WHAT YOU ARE ASKED TO DO:
Extract each line containing the string "ACRTH".

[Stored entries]
* * * * * * *

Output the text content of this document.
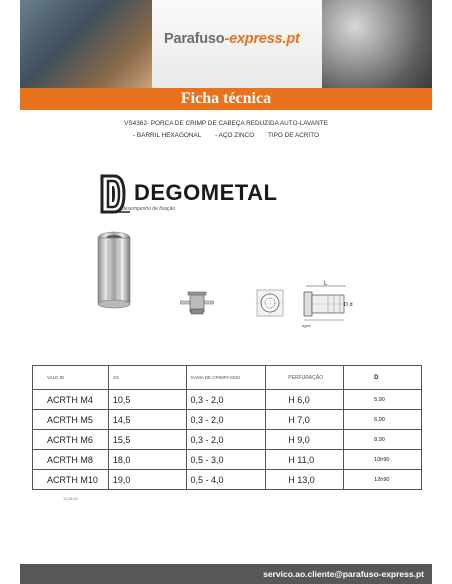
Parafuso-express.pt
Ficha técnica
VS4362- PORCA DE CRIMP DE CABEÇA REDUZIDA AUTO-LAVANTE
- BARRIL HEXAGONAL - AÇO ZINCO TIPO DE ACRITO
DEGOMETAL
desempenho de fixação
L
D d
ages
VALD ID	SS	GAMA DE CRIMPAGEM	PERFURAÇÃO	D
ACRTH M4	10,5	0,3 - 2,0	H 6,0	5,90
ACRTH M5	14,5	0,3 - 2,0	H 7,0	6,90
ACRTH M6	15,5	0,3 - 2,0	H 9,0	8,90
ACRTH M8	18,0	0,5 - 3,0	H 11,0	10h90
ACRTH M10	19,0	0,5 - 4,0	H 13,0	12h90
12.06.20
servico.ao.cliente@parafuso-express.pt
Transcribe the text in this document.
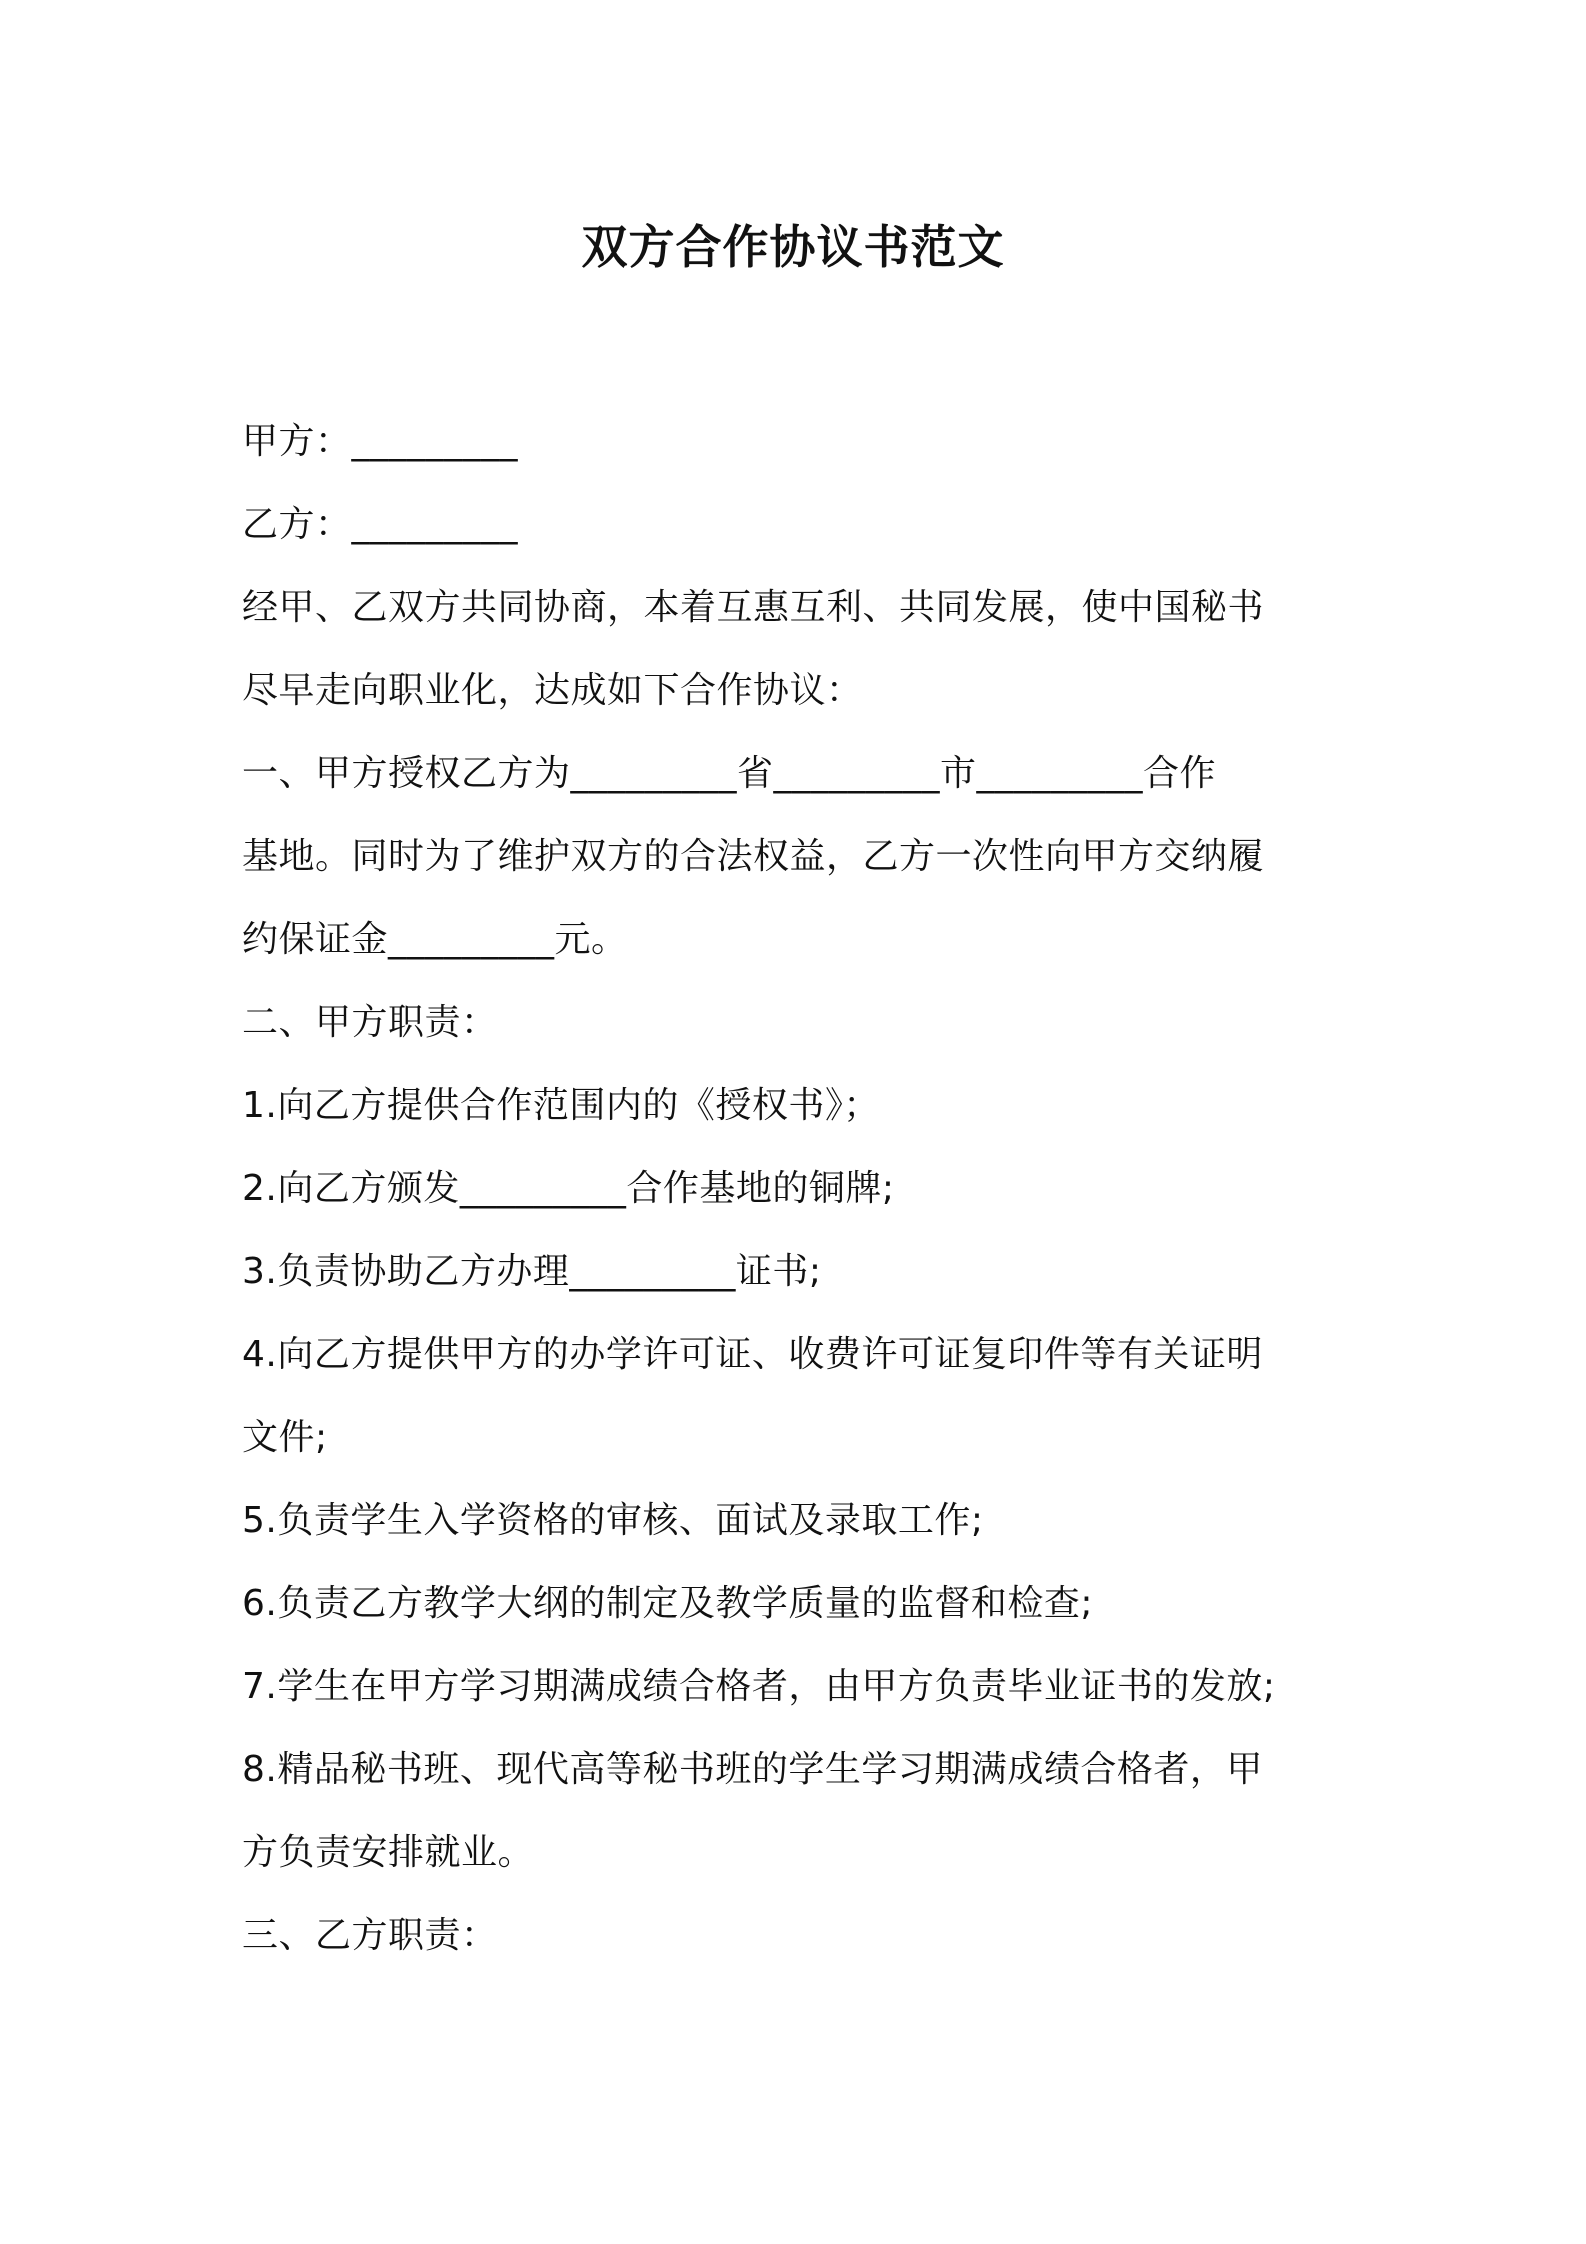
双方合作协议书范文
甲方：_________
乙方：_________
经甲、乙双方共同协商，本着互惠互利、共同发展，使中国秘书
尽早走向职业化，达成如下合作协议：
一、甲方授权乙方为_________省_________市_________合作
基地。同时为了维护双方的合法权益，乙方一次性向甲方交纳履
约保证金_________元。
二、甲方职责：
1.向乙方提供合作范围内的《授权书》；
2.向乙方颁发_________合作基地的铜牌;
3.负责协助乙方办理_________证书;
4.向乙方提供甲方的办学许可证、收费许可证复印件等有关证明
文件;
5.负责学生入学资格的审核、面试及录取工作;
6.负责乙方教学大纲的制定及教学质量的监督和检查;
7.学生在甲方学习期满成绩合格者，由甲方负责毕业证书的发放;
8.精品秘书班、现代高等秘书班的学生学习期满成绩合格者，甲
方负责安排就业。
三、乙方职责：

* * * * * * *

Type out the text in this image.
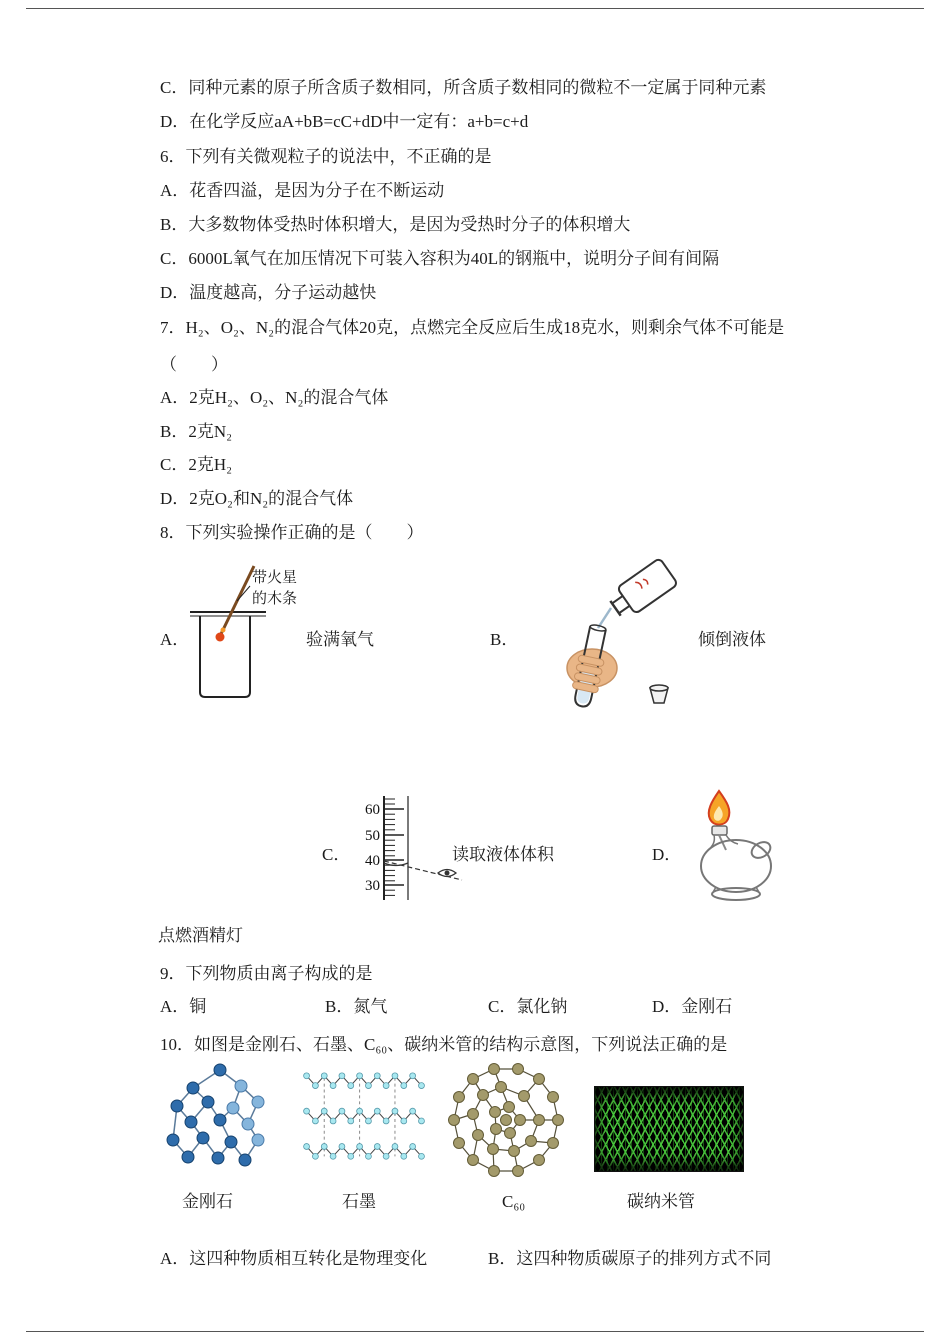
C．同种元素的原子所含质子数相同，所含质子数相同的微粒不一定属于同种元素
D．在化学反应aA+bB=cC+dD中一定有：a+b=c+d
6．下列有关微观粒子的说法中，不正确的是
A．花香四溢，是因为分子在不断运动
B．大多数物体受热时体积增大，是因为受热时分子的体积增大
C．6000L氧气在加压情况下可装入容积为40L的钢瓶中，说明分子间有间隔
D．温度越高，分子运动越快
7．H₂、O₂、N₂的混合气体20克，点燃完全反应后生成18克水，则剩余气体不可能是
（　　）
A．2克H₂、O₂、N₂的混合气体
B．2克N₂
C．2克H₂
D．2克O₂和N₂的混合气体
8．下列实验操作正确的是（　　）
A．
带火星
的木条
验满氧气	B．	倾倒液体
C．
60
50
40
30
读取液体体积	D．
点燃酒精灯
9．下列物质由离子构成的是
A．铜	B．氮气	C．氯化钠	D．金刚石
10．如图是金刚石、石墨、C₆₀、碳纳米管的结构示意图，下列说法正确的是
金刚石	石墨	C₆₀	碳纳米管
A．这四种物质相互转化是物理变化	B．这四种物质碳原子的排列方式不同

* * * * * * *

SOLUTION:
ACRTH M4	10,5	0,3 - 2,0	H 6,0	5,90
ACRTH M5	14,5	0,3 - 2,0	H 7,0	6,90
ACRTH M6	15,5	0,3 - 2,0	H 9,0	8,90
ACRTH M8	18,0	0,5 - 3,0	H 11,0	10h90
ACRTH M10	19,0	0,5 - 4,0	H 13,0	12h90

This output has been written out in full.